Written instruction: Print the data exactly, leaving nothing out.

Record extracts:
++++++++
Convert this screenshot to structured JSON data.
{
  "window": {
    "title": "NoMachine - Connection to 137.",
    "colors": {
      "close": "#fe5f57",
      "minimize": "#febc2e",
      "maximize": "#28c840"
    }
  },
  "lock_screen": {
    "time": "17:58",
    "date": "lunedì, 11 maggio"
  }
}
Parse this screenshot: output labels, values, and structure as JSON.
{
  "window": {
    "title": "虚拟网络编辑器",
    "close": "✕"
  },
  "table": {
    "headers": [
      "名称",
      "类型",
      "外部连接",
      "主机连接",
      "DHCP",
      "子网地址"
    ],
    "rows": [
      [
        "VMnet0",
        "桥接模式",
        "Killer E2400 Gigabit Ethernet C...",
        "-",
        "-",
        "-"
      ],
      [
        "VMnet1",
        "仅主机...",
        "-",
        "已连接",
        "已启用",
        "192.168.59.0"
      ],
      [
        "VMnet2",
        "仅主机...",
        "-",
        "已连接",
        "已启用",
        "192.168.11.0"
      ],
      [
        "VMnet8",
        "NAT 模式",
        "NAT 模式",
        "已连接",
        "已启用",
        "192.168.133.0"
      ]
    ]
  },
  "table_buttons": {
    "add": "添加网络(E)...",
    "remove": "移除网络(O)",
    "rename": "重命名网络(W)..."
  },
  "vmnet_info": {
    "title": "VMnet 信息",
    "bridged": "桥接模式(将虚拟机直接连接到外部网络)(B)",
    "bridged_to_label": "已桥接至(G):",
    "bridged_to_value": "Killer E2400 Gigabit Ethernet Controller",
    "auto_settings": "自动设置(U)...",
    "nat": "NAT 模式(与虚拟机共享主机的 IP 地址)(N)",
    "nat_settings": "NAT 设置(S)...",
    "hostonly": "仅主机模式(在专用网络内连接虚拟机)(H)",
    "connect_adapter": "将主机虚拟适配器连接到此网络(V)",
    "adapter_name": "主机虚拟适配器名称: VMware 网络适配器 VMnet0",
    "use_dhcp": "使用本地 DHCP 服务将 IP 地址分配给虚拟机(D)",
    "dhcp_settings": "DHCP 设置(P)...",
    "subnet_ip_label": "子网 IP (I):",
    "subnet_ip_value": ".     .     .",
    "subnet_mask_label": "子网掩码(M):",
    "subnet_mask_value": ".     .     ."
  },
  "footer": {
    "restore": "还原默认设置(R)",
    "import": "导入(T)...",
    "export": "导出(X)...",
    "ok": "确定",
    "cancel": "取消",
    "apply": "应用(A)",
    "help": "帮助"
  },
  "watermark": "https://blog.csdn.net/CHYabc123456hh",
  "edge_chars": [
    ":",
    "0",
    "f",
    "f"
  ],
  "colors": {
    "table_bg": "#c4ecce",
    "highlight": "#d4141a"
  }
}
++++++++
Answer to this problem:
Convert this screenshot to structured JSON data.
{
  "window": {
    "title": "NoMachine - Connection to 137.",
    "colors": {
      "close": "#fe5f57",
      "minimize": "#febc2e",
      "maximize": "#28c840"
    }
  },
  "lock_screen": {
    "time": "17:58",
    "date": "lunedì, 11 maggio"
  }
}
Parse this screenshot: output labels, values, and structure as JSON.
{
  "window": {
    "title": "虚拟网络编辑器",
    "close": "✕"
  },
  "table": {
    "headers": [
      "名称",
      "类型",
      "外部连接",
      "主机连接",
      "DHCP",
      "子网地址"
    ],
    "rows": [
      [
        "VMnet0",
        "桥接模式",
        "Killer E2400 Gigabit Ethernet C...",
        "-",
        "-",
        "-"
      ],
      [
        "VMnet1",
        "仅主机...",
        "-",
        "已连接",
        "已启用",
        "192.168.59.0"
      ],
      [
        "VMnet2",
        "仅主机...",
        "-",
        "已连接",
        "已启用",
        "192.168.11.0"
      ],
      [
        "VMnet8",
        "NAT 模式",
        "NAT 模式",
        "已连接",
        "已启用",
        "192.168.133.0"
      ]
    ]
  },
  "table_buttons": {
    "add": "添加网络(E)...",
    "remove": "移除网络(O)",
    "rename": "重命名网络(W)..."
  },
  "vmnet_info": {
    "title": "VMnet 信息",
    "bridged": "桥接模式(将虚拟机直接连接到外部网络)(B)",
    "bridged_to_label": "已桥接至(G):",
    "bridged_to_value": "Killer E2400 Gigabit Ethernet Controller",
    "auto_settings": "自动设置(U)...",
    "nat": "NAT 模式(与虚拟机共享主机的 IP 地址)(N)",
    "nat_settings": "NAT 设置(S)...",
    "hostonly": "仅主机模式(在专用网络内连接虚拟机)(H)",
    "connect_adapter": "将主机虚拟适配器连接到此网络(V)",
    "adapter_name": "主机虚拟适配器名称: VMware 网络适配器 VMnet0",
    "use_dhcp": "使用本地 DHCP 服务将 IP 地址分配给虚拟机(D)",
    "dhcp_settings": "DHCP 设置(P)...",
    "subnet_ip_label": "子网 IP (I):",
    "subnet_ip_value": ".     .     .",
    "subnet_mask_label": "子网掩码(M):",
    "subnet_mask_value": ".     .     ."
  },
  "footer": {
    "restore": "还原默认设置(R)",
    "import": "导入(T)...",
    "export": "导出(X)...",
    "ok": "确定",
    "cancel": "取消",
    "apply": "应用(A)",
    "help": "帮助"
  },
  "watermark": "https://blog.csdn.net/CHYabc123456hh",
  "edge_chars": [
    ":",
    "0",
    "f",
    "f"
  ],
  "colors": {
    "table_bg": "#c4ecce",
    "highlight": "#d4141a"
  }
}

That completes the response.